_REQUIRED WORK_
Say how many lines in the records include the string "إظهار", adding no other words.
▬▬▬
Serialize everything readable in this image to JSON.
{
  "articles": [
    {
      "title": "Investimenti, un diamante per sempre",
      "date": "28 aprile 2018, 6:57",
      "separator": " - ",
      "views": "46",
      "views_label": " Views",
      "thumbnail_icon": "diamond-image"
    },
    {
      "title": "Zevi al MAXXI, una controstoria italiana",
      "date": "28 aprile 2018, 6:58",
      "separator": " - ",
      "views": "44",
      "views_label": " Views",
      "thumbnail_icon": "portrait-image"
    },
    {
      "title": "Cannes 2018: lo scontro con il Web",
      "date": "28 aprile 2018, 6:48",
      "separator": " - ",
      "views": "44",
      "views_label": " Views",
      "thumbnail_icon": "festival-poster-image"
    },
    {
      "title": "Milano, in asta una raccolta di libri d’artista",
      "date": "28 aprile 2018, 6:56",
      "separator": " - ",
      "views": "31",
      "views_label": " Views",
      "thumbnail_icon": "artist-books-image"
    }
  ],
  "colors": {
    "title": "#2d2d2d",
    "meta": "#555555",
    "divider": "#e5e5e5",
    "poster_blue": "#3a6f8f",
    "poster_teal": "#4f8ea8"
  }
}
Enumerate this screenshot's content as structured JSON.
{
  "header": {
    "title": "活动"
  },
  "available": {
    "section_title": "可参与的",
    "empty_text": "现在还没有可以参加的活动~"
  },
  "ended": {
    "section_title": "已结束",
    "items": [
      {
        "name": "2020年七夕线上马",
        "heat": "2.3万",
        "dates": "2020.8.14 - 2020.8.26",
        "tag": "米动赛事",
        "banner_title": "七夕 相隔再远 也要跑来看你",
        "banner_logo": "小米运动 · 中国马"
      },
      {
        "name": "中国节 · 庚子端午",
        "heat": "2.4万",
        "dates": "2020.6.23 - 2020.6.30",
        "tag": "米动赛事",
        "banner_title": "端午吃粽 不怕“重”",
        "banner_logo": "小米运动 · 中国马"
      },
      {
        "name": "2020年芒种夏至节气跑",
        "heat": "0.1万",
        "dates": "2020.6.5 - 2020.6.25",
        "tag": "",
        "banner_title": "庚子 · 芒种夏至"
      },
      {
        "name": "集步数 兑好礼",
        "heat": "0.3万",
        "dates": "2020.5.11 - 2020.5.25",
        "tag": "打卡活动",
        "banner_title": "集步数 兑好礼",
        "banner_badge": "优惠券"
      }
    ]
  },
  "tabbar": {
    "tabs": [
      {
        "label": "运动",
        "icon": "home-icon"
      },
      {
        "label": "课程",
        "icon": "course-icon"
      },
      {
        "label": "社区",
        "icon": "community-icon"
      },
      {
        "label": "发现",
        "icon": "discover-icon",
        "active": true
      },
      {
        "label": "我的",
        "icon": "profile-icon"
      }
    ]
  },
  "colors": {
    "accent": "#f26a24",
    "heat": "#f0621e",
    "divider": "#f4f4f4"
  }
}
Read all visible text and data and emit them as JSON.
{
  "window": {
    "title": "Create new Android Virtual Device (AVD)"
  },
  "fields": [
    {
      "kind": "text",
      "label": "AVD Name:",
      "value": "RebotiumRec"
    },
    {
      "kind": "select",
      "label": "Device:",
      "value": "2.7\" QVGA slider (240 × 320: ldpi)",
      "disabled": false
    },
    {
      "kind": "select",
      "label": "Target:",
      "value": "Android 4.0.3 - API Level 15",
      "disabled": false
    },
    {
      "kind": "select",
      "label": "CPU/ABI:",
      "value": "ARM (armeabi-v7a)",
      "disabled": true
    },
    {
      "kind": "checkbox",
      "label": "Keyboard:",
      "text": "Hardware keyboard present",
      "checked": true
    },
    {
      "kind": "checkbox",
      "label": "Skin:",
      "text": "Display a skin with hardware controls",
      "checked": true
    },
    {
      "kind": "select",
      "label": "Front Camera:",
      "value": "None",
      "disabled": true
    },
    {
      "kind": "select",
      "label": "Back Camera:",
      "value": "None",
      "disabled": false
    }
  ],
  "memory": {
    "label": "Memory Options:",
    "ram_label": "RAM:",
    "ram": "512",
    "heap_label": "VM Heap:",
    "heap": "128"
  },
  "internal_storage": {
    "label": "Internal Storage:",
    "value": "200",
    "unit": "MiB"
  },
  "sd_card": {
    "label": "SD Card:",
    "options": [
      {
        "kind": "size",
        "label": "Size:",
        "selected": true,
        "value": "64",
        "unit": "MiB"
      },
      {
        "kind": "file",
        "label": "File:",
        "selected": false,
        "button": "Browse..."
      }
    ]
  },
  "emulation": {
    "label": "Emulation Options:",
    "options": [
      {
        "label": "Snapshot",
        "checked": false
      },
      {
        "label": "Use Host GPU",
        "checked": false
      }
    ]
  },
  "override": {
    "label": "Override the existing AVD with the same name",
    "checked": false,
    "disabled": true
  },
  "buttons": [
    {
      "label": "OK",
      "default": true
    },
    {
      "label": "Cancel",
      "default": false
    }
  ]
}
▬▬▬
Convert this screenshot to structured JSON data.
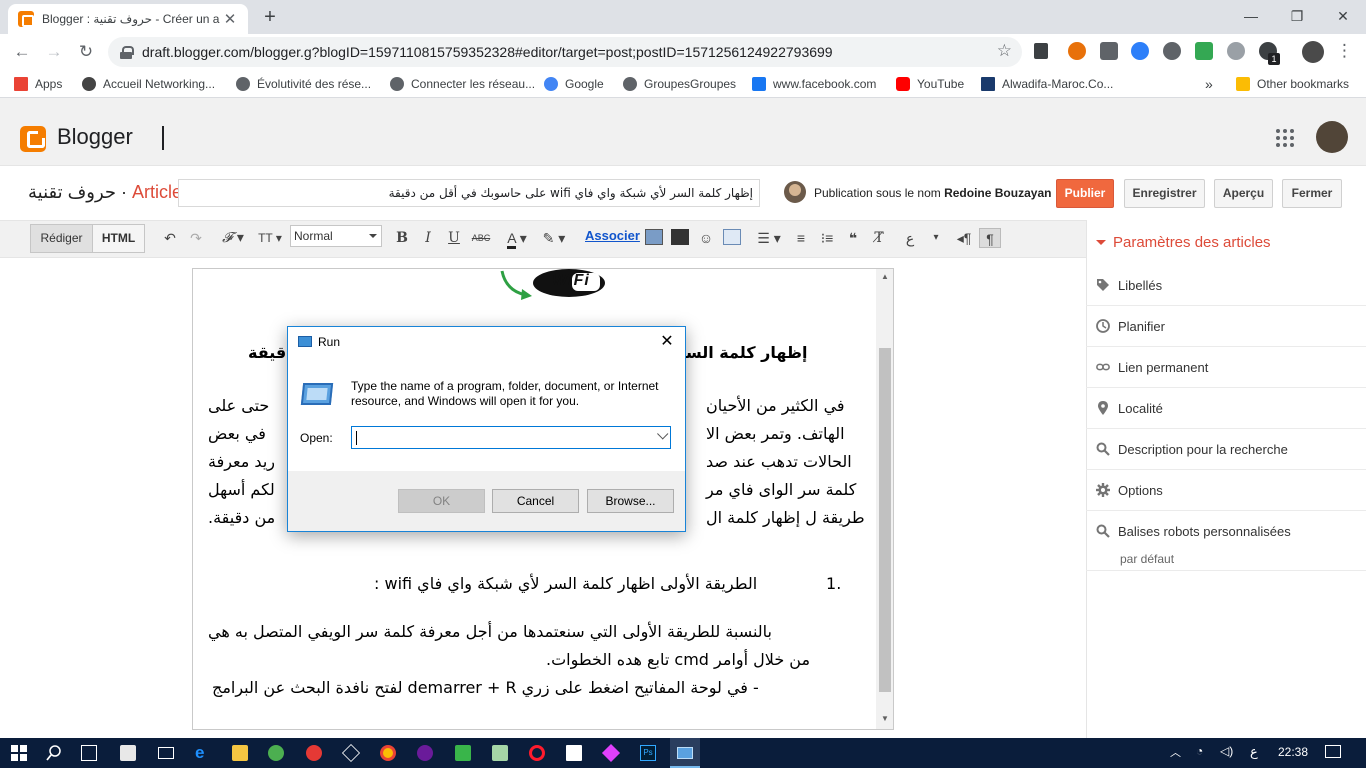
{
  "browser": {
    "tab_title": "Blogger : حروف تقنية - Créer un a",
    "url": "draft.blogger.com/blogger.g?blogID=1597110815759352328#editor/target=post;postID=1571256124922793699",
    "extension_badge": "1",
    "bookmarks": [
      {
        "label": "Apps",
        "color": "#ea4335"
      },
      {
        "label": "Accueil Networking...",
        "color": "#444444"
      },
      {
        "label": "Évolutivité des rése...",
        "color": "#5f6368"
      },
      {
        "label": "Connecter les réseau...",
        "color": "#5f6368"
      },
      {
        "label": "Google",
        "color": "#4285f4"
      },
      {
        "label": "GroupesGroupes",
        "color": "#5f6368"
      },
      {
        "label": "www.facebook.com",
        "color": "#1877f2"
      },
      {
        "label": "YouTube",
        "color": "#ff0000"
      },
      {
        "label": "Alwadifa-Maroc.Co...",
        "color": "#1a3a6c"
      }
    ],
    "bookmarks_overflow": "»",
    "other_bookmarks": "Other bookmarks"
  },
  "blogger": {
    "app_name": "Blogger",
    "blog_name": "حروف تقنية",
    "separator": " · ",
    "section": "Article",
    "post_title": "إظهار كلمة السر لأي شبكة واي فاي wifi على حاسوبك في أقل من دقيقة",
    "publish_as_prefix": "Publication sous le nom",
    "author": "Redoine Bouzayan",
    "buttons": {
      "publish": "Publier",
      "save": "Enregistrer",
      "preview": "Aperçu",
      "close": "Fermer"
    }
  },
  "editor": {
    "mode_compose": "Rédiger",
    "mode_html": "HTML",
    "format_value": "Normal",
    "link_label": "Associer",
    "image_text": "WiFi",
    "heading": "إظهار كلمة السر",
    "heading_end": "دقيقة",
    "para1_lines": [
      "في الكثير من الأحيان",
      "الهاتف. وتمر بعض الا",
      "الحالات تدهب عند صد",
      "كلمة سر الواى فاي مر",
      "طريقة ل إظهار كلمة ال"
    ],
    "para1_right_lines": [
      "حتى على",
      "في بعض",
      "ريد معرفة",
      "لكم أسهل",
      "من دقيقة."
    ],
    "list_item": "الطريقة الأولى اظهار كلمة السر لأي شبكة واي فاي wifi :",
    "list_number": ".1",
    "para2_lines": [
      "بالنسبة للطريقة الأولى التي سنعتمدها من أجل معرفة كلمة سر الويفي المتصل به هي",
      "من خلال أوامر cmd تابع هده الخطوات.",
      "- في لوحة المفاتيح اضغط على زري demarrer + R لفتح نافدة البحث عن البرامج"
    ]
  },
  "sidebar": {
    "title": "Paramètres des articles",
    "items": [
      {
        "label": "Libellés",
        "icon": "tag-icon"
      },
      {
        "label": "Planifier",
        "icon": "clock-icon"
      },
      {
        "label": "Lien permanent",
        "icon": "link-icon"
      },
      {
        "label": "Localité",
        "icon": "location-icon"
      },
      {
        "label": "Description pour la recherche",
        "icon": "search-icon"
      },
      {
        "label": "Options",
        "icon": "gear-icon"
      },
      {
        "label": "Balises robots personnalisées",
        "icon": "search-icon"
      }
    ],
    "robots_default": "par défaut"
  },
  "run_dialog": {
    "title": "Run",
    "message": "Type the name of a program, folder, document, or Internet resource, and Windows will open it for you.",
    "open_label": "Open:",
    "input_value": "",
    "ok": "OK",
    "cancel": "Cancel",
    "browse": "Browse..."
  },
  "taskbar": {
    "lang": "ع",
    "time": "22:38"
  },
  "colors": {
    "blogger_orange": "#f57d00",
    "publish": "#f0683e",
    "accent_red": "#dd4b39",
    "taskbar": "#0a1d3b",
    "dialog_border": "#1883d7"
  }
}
▬▬▬
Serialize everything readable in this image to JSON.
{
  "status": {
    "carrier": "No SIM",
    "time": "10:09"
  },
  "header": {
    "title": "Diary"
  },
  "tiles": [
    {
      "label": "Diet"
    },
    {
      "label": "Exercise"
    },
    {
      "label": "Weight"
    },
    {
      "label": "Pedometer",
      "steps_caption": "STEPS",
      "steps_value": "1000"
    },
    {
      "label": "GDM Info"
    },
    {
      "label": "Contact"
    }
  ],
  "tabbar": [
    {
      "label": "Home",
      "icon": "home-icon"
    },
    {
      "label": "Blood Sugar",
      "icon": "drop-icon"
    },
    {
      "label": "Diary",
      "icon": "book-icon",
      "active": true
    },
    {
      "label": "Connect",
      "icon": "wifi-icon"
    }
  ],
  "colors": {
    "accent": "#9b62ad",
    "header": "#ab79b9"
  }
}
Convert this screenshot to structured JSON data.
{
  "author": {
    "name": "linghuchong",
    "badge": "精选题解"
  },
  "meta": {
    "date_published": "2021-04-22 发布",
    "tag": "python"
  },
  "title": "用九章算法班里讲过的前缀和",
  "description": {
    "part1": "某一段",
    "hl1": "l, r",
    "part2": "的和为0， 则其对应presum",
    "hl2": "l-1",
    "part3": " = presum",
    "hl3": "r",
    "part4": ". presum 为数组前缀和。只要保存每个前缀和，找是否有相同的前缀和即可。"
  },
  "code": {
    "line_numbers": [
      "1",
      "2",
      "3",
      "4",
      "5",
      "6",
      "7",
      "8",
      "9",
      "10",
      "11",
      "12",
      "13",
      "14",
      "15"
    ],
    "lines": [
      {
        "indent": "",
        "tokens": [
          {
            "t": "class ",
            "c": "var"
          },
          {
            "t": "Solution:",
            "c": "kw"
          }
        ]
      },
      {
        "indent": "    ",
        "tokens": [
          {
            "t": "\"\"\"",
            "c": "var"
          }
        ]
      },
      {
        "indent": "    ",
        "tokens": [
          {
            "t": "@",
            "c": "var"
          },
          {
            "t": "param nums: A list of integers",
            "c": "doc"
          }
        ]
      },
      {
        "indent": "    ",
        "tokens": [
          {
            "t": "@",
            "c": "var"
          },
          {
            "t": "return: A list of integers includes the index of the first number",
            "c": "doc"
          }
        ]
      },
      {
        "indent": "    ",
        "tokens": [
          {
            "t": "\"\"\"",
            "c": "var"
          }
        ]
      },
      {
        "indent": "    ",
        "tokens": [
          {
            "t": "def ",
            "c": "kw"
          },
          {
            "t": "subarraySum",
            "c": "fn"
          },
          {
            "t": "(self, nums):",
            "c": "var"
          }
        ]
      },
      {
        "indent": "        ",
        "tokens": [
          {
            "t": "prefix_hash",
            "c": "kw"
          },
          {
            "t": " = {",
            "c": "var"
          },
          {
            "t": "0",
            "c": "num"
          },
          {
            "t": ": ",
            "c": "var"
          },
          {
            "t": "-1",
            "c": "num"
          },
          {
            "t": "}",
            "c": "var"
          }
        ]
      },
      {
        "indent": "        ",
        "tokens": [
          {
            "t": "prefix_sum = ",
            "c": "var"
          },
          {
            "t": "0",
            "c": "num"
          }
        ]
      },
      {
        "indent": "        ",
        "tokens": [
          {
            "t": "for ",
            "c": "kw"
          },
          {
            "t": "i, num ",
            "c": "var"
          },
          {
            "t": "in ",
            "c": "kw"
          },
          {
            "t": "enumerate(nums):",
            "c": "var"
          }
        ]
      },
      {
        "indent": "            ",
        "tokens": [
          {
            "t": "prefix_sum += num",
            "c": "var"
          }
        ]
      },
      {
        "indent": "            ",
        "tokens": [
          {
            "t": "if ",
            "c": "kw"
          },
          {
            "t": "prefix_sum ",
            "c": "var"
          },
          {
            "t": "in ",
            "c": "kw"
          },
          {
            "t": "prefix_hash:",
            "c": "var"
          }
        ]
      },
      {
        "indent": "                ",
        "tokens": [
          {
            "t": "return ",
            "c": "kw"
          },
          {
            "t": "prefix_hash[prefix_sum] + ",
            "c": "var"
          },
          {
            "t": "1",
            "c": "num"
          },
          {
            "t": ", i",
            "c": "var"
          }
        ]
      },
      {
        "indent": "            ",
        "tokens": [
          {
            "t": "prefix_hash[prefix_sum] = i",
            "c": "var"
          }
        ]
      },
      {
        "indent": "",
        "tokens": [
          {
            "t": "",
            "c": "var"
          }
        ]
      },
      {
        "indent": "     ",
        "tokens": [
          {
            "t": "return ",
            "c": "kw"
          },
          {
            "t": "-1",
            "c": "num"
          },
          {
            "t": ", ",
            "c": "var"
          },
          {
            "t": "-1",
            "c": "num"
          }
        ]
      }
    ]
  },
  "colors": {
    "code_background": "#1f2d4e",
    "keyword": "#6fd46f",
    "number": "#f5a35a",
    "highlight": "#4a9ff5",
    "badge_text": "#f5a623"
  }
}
▬▬▬
_ANSWER TO THE EXERCISE_
3